WORK TO BE COMPLETED:
Keep only the lines of the data below that contain "nárokem", and copy them.

——

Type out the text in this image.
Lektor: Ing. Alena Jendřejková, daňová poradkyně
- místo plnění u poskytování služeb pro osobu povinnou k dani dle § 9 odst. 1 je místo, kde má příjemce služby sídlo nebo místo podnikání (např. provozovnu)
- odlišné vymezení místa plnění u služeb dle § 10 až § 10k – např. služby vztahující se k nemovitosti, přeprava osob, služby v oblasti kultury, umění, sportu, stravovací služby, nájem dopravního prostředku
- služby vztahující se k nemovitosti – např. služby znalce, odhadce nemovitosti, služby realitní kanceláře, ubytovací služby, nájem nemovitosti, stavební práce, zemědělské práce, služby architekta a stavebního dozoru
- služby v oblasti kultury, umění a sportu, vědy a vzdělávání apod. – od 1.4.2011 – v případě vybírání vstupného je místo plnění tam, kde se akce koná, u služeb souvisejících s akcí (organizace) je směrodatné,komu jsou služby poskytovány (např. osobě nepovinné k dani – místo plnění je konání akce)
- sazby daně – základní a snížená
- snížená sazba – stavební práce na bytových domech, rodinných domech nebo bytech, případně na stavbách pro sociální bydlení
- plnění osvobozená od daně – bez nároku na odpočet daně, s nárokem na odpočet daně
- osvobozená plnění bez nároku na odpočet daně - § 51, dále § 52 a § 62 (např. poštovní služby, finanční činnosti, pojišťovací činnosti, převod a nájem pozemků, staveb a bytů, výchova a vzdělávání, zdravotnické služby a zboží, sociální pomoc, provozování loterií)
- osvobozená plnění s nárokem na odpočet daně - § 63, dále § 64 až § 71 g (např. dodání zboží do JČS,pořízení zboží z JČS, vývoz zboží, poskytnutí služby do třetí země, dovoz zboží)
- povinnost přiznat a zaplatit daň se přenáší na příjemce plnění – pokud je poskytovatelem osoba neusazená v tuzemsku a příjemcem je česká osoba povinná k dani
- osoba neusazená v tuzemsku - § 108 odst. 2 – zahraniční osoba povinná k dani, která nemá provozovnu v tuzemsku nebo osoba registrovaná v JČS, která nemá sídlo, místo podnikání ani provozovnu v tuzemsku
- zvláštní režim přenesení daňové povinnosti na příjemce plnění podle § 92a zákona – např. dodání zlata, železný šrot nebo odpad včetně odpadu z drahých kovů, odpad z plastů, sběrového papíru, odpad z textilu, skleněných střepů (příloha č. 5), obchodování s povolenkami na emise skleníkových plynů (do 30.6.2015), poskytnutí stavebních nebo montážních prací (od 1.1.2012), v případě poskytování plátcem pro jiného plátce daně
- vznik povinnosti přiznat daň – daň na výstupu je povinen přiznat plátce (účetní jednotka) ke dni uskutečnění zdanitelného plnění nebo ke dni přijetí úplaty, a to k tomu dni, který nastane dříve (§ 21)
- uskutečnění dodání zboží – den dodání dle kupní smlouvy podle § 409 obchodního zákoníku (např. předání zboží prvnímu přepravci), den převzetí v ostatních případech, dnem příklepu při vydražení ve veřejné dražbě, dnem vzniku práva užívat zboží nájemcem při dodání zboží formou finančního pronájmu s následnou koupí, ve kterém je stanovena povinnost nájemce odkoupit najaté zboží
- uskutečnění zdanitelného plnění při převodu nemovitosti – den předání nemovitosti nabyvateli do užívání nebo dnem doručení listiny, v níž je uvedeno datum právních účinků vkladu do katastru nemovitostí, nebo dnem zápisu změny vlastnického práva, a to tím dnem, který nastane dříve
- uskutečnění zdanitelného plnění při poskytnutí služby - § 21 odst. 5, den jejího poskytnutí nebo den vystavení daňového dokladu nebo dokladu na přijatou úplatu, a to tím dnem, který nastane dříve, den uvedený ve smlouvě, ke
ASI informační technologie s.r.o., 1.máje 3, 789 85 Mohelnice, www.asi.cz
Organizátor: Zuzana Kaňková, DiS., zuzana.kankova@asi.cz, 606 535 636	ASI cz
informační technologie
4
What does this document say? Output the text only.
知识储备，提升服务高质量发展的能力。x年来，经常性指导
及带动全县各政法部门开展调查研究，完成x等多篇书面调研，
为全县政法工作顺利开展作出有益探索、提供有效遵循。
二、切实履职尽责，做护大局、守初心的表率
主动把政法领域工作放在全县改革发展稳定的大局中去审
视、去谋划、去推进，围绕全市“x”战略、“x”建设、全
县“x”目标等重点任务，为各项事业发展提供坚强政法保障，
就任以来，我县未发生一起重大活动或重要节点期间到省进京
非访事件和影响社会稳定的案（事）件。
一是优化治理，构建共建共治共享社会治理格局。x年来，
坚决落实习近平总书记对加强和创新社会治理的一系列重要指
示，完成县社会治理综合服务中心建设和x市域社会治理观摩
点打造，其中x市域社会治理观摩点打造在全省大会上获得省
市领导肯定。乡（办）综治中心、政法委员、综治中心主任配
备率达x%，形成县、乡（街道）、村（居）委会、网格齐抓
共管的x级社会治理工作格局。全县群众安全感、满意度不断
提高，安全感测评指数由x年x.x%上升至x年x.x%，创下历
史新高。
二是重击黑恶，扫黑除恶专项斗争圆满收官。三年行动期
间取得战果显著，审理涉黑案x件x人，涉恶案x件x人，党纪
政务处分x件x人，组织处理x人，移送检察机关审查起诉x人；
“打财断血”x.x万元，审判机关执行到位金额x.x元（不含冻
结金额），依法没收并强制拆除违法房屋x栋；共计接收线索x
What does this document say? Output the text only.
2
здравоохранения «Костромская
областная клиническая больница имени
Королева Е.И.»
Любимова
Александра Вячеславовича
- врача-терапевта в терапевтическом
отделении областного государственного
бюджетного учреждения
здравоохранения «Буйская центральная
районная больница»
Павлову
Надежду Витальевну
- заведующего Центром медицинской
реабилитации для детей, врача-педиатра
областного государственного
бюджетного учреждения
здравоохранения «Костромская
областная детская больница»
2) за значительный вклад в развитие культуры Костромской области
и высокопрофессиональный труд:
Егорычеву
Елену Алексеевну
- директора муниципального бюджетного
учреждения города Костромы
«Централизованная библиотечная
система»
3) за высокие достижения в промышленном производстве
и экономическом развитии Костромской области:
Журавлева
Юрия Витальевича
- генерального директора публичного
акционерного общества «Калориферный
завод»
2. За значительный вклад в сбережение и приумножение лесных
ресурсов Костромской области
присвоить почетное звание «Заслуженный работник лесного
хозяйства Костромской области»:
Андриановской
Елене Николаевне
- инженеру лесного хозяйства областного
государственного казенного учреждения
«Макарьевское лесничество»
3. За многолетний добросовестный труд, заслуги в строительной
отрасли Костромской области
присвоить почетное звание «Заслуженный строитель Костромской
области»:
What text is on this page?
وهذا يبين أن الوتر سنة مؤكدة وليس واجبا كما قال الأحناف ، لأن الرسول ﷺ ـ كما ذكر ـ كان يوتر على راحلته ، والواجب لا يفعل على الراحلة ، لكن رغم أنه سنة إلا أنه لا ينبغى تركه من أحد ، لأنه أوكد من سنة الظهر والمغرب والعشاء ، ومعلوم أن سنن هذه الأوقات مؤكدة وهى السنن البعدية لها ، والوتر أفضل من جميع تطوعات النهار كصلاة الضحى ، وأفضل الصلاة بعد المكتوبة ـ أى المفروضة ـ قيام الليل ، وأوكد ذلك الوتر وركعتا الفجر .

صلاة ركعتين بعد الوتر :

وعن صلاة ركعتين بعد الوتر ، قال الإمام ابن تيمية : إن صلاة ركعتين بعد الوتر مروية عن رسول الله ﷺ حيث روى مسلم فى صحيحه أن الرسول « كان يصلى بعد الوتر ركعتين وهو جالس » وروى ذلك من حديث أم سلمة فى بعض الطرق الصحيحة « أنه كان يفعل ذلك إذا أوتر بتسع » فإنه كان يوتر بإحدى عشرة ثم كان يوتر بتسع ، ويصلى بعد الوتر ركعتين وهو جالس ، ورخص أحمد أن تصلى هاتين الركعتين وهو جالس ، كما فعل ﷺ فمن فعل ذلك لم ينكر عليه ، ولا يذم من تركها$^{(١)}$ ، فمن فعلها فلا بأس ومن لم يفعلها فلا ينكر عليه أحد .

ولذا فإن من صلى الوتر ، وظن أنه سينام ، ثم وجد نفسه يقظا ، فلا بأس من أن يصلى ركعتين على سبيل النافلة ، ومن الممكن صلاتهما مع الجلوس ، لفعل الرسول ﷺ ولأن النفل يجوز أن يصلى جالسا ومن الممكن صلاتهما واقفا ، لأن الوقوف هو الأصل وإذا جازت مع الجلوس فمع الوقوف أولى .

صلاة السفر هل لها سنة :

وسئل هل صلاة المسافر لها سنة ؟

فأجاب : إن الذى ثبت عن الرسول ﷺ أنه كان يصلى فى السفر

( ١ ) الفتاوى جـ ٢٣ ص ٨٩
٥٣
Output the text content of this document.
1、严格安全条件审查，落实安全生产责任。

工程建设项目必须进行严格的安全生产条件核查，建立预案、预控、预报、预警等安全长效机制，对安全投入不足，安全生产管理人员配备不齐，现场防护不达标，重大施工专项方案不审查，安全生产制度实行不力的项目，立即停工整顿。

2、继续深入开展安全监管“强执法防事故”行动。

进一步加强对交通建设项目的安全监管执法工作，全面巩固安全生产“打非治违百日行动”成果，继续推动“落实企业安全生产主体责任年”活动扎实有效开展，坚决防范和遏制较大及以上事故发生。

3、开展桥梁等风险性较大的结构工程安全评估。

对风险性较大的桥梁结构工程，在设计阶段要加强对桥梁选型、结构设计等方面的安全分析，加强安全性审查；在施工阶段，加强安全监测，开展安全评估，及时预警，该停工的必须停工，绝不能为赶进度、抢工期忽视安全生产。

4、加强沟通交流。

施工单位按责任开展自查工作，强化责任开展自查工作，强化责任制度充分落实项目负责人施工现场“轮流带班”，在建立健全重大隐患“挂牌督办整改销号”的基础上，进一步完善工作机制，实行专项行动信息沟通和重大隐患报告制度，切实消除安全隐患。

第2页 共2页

——

RESPONSE BELOW:
- plnění osvobozená od daně – bez nároku na odpočet daně, s nárokem na odpočet daně
- osvobozená plnění s nárokem na odpočet daně - § 63, dále § 64 až § 71 g (např. dodání zboží do JČS,pořízení zboží z JČS, vývoz zboží, poskytnutí služby do třetí země, dovoz zboží)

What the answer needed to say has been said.